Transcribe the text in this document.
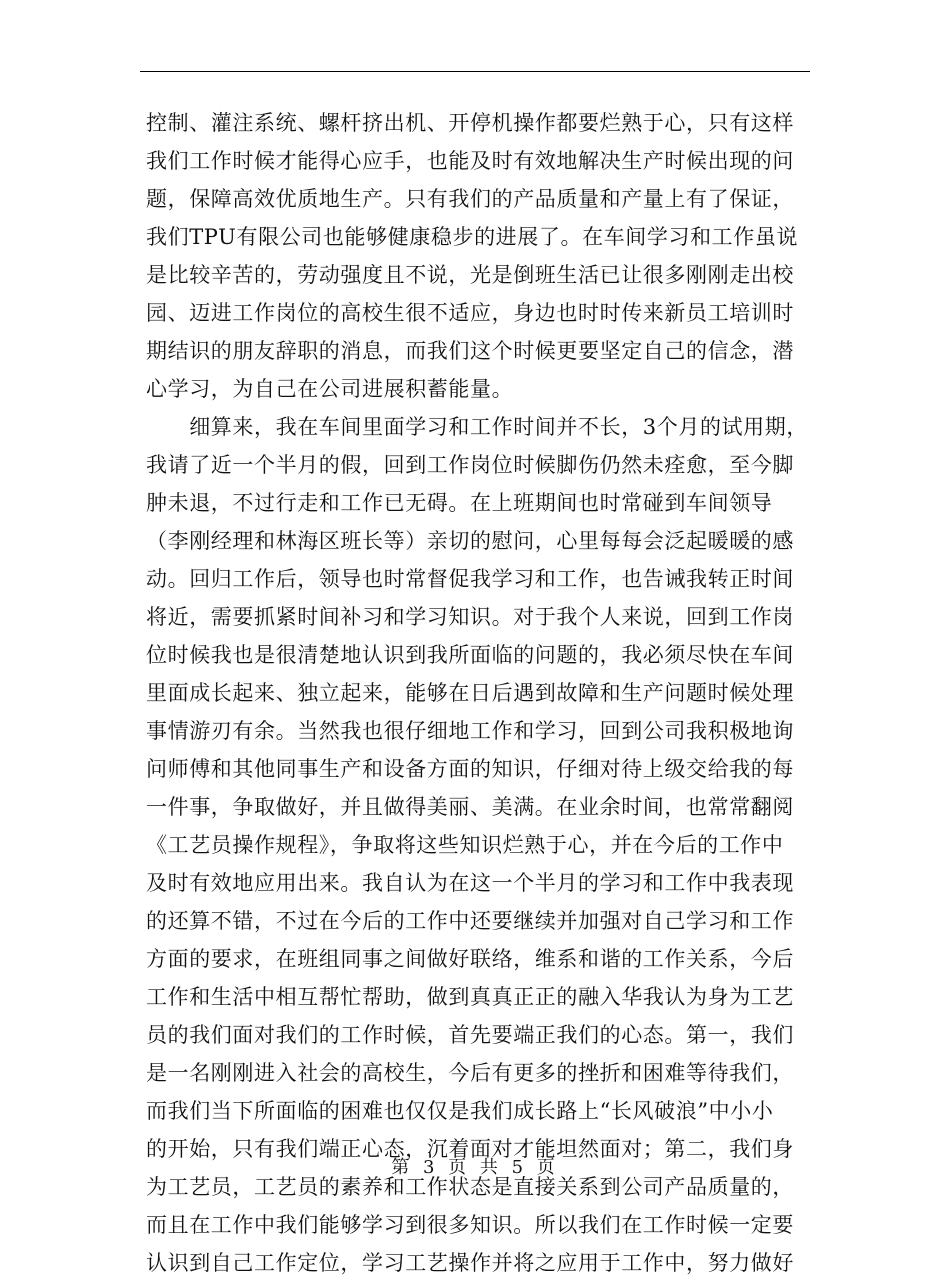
控制、灌注系统、螺杆挤出机、开停机操作都要烂熟于心，只有这样
我们工作时候才能得心应手，也能及时有效地解决生产时候出现的问
题，保障高效优质地生产。只有我们的产品质量和产量上有了保证，
我们TPU有限公司也能够健康稳步的进展了。在车间学习和工作虽说
是比较辛苦的，劳动强度且不说，光是倒班生活已让很多刚刚走出校
园、迈进工作岗位的高校生很不适应，身边也时时传来新员工培训时
期结识的朋友辞职的消息，而我们这个时候更要坚定自己的信念，潜
心学习，为自己在公司进展积蓄能量。
　　细算来，我在车间里面学习和工作时间并不长，3个月的试用期，
我请了近一个半月的假，回到工作岗位时候脚伤仍然未痊愈，至今脚
肿未退，不过行走和工作已无碍。在上班期间也时常碰到车间领导
（李刚经理和林海区班长等）亲切的慰问，心里每每会泛起暖暖的感
动。回归工作后，领导也时常督促我学习和工作，也告诫我转正时间
将近，需要抓紧时间补习和学习知识。对于我个人来说，回到工作岗
位时候我也是很清楚地认识到我所面临的问题的，我必须尽快在车间
里面成长起来、独立起来，能够在日后遇到故障和生产问题时候处理
事情游刃有余。当然我也很仔细地工作和学习，回到公司我积极地询
问师傅和其他同事生产和设备方面的知识，仔细对待上级交给我的每
一件事，争取做好，并且做得美丽、美满。在业余时间，也常常翻阅
《工艺员操作规程》，争取将这些知识烂熟于心，并在今后的工作中
及时有效地应用出来。我自认为在这一个半月的学习和工作中我表现
的还算不错，不过在今后的工作中还要继续并加强对自己学习和工作
方面的要求，在班组同事之间做好联络，维系和谐的工作关系，今后
工作和生活中相互帮忙帮助，做到真真正正的融入华我认为身为工艺
员的我们面对我们的工作时候，首先要端正我们的心态。第一，我们
是一名刚刚进入社会的高校生，今后有更多的挫折和困难等待我们，
而我们当下所面临的困难也仅仅是我们成长路上“长风破浪”中小小
的开始，只有我们端正心态，沉着面对才能坦然面对；第二，我们身
为工艺员，工艺员的素养和工作状态是直接关系到公司产品质量的，
而且在工作中我们能够学习到很多知识。所以我们在工作时候一定要
认识到自己工作定位，学习工艺操作并将之应用于工作中，努力做好
第 3 页 共 5 页
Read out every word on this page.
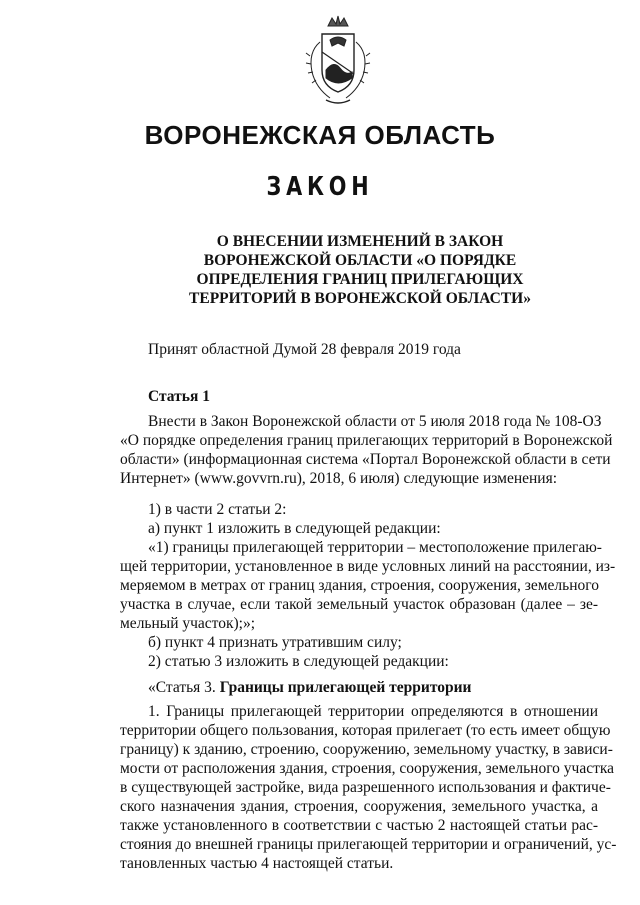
ВОРОНЕЖСКАЯ ОБЛАСТЬ
ЗАКОН
О ВНЕСЕНИИ ИЗМЕНЕНИЙ В ЗАКОН
ВОРОНЕЖСКОЙ ОБЛАСТИ «О ПОРЯДКЕ
ОПРЕДЕЛЕНИЯ ГРАНИЦ ПРИЛЕГАЮЩИХ
ТЕРРИТОРИЙ В ВОРОНЕЖСКОЙ ОБЛАСТИ»
Принят областной Думой 28 февраля 2019 года
Статья 1
Внести в Закон Воронежской области от 5 июля 2018 года № 108-ОЗ
«О порядке определения границ прилегающих территорий в Воронежской
области» (информационная система «Портал Воронежской области в сети
Интернет» (www.govvrn.ru), 2018, 6 июля) следующие изменения:
1) в части 2 статьи 2:
а) пункт 1 изложить в следующей редакции:
«1) границы прилегающей территории – местоположение прилегаю-
щей территории, установленное в виде условных линий на расстоянии, из-
меряемом в метрах от границ здания, строения, сооружения, земельного
участка в случае, если такой земельный участок образован (далее – зе-
мельный участок);»;
б) пункт 4 признать утратившим силу;
2) статью 3 изложить в следующей редакции:
«Статья 3. Границы прилегающей территории
1. Границы прилегающей территории определяются в отношении
территории общего пользования, которая прилегает (то есть имеет общую
границу) к зданию, строению, сооружению, земельному участку, в зависи-
мости от расположения здания, строения, сооружения, земельного участка
в существующей застройке, вида разрешенного использования и фактиче-
ского назначения здания, строения, сооружения, земельного участка, а
также установленного в соответствии с частью 2 настоящей статьи рас-
стояния до внешней границы прилегающей территории и ограничений, ус-
тановленных частью 4 настоящей статьи.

^^^^^^^^

◆ Written instruction ◆
Output, exactly, all the records above; include no pictures.

◆ The answer ◆
Transcribe the text in this document.
控制、灌注系统、螺杆挤出机、开停机操作都要烂熟于心，只有这样
我们工作时候才能得心应手，也能及时有效地解决生产时候出现的问
题，保障高效优质地生产。只有我们的产品质量和产量上有了保证，
我们TPU有限公司也能够健康稳步的进展了。在车间学习和工作虽说
是比较辛苦的，劳动强度且不说，光是倒班生活已让很多刚刚走出校
园、迈进工作岗位的高校生很不适应，身边也时时传来新员工培训时
期结识的朋友辞职的消息，而我们这个时候更要坚定自己的信念，潜
心学习，为自己在公司进展积蓄能量。
　　细算来，我在车间里面学习和工作时间并不长，3个月的试用期，
我请了近一个半月的假，回到工作岗位时候脚伤仍然未痊愈，至今脚
肿未退，不过行走和工作已无碍。在上班期间也时常碰到车间领导
（李刚经理和林海区班长等）亲切的慰问，心里每每会泛起暖暖的感
动。回归工作后，领导也时常督促我学习和工作，也告诫我转正时间
将近，需要抓紧时间补习和学习知识。对于我个人来说，回到工作岗
位时候我也是很清楚地认识到我所面临的问题的，我必须尽快在车间
里面成长起来、独立起来，能够在日后遇到故障和生产问题时候处理
事情游刃有余。当然我也很仔细地工作和学习，回到公司我积极地询
问师傅和其他同事生产和设备方面的知识，仔细对待上级交给我的每
一件事，争取做好，并且做得美丽、美满。在业余时间，也常常翻阅
《工艺员操作规程》，争取将这些知识烂熟于心，并在今后的工作中
及时有效地应用出来。我自认为在这一个半月的学习和工作中我表现
的还算不错，不过在今后的工作中还要继续并加强对自己学习和工作
方面的要求，在班组同事之间做好联络，维系和谐的工作关系，今后
工作和生活中相互帮忙帮助，做到真真正正的融入华我认为身为工艺
员的我们面对我们的工作时候，首先要端正我们的心态。第一，我们
是一名刚刚进入社会的高校生，今后有更多的挫折和困难等待我们，
而我们当下所面临的困难也仅仅是我们成长路上“长风破浪”中小小
的开始，只有我们端正心态，沉着面对才能坦然面对；第二，我们身
为工艺员，工艺员的素养和工作状态是直接关系到公司产品质量的，
而且在工作中我们能够学习到很多知识。所以我们在工作时候一定要
认识到自己工作定位，学习工艺操作并将之应用于工作中，努力做好
第 3 页 共 5 页
Read out every word on this page.
ВОРОНЕЖСКАЯ ОБЛАСТЬ
ЗАКОН
О ВНЕСЕНИИ ИЗМЕНЕНИЙ В ЗАКОН
ВОРОНЕЖСКОЙ ОБЛАСТИ «О ПОРЯДКЕ
ОПРЕДЕЛЕНИЯ ГРАНИЦ ПРИЛЕГАЮЩИХ
ТЕРРИТОРИЙ В ВОРОНЕЖСКОЙ ОБЛАСТИ»
Принят областной Думой 28 февраля 2019 года
Статья 1
Внести в Закон Воронежской области от 5 июля 2018 года № 108-ОЗ
«О порядке определения границ прилегающих территорий в Воронежской
области» (информационная система «Портал Воронежской области в сети
Интернет» (www.govvrn.ru), 2018, 6 июля) следующие изменения:
1) в части 2 статьи 2:
а) пункт 1 изложить в следующей редакции:
«1) границы прилегающей территории – местоположение прилегаю-
щей территории, установленное в виде условных линий на расстоянии, из-
меряемом в метрах от границ здания, строения, сооружения, земельного
участка в случае, если такой земельный участок образован (далее – зе-
мельный участок);»;
б) пункт 4 признать утратившим силу;
2) статью 3 изложить в следующей редакции:
«Статья 3. Границы прилегающей территории
1. Границы прилегающей территории определяются в отношении
территории общего пользования, которая прилегает (то есть имеет общую
границу) к зданию, строению, сооружению, земельному участку, в зависи-
мости от расположения здания, строения, сооружения, земельного участка
в существующей застройке, вида разрешенного использования и фактиче-
ского назначения здания, строения, сооружения, земельного участка, а
также установленного в соответствии с частью 2 настоящей статьи рас-
стояния до внешней границы прилегающей территории и ограничений, ус-
тановленных частью 4 настоящей статьи.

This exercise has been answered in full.